◆ To be done: Restate each line word for word. Leave out every picture.
--- start Source records ---
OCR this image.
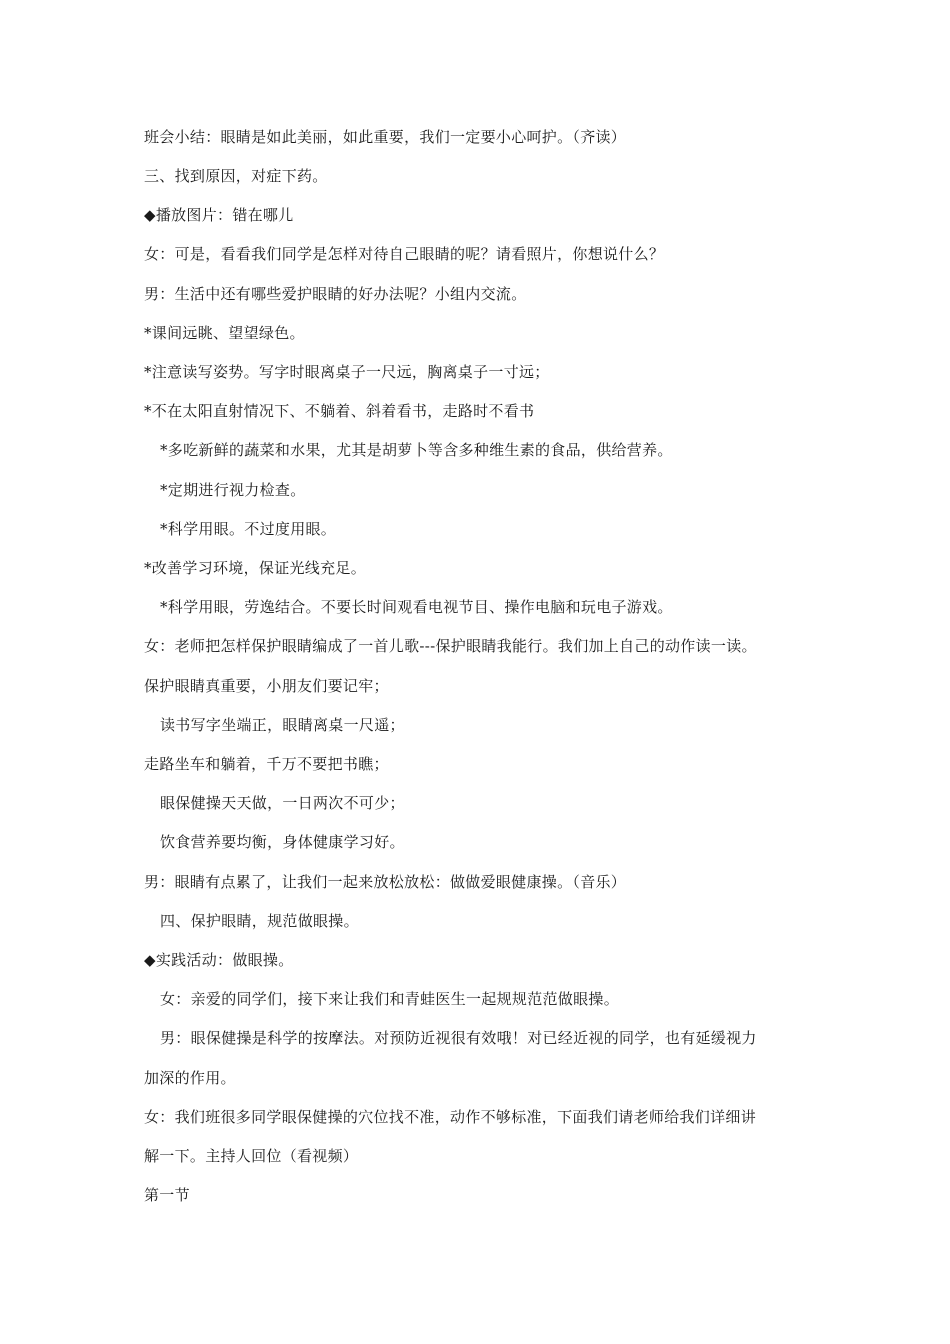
班会小结：眼睛是如此美丽，如此重要，我们一定要小心呵护。（齐读）
三、找到原因，对症下药。
◆播放图片：错在哪儿
女：可是，看看我们同学是怎样对待自己眼睛的呢？请看照片，你想说什么？
男：生活中还有哪些爱护眼睛的好办法呢？小组内交流。
*课间远眺、望望绿色。
*注意读写姿势。写字时眼离桌子一尺远，胸离桌子一寸远；
*不在太阳直射情况下、不躺着、斜着看书，走路时不看书
*多吃新鲜的蔬菜和水果，尤其是胡萝卜等含多种维生素的食品，供给营养。
*定期进行视力检查。
*科学用眼。不过度用眼。
*改善学习环境，保证光线充足。
*科学用眼，劳逸结合。不要长时间观看电视节目、操作电脑和玩电子游戏。
女：老师把怎样保护眼睛编成了一首儿歌---保护眼睛我能行。我们加上自己的动作读一读。
保护眼睛真重要，小朋友们要记牢；
读书写字坐端正，眼睛离桌一尺遥；
走路坐车和躺着，千万不要把书瞧；
眼保健操天天做，一日两次不可少；
饮食营养要均衡，身体健康学习好。
男：眼睛有点累了，让我们一起来放松放松：做做爱眼健康操。（音乐）
四、保护眼睛，规范做眼操。
◆实践活动：做眼操。
女：亲爱的同学们，接下来让我们和青蛙医生一起规规范范做眼操。
男：眼保健操是科学的按摩法。对预防近视很有效哦！对已经近视的同学，也有延缓视力
加深的作用。
女：我们班很多同学眼保健操的穴位找不准，动作不够标准，下面我们请老师给我们详细讲
解一下。主持人回位（看视频）
第一节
--- end Source records ---
◆ Solution for this task:
OCR this image.
班会小结：眼睛是如此美丽，如此重要，我们一定要小心呵护。（齐读）
三、找到原因，对症下药。
◆播放图片：错在哪儿
女：可是，看看我们同学是怎样对待自己眼睛的呢？请看照片，你想说什么？
男：生活中还有哪些爱护眼睛的好办法呢？小组内交流。
*课间远眺、望望绿色。
*注意读写姿势。写字时眼离桌子一尺远，胸离桌子一寸远；
*不在太阳直射情况下、不躺着、斜着看书，走路时不看书
*多吃新鲜的蔬菜和水果，尤其是胡萝卜等含多种维生素的食品，供给营养。
*定期进行视力检查。
*科学用眼。不过度用眼。
*改善学习环境，保证光线充足。
*科学用眼，劳逸结合。不要长时间观看电视节目、操作电脑和玩电子游戏。
女：老师把怎样保护眼睛编成了一首儿歌---保护眼睛我能行。我们加上自己的动作读一读。
保护眼睛真重要，小朋友们要记牢；
读书写字坐端正，眼睛离桌一尺遥；
走路坐车和躺着，千万不要把书瞧；
眼保健操天天做，一日两次不可少；
饮食营养要均衡，身体健康学习好。
男：眼睛有点累了，让我们一起来放松放松：做做爱眼健康操。（音乐）
四、保护眼睛，规范做眼操。
◆实践活动：做眼操。
女：亲爱的同学们，接下来让我们和青蛙医生一起规规范范做眼操。
男：眼保健操是科学的按摩法。对预防近视很有效哦！对已经近视的同学，也有延缓视力
加深的作用。
女：我们班很多同学眼保健操的穴位找不准，动作不够标准，下面我们请老师给我们详细讲
解一下。主持人回位（看视频）
第一节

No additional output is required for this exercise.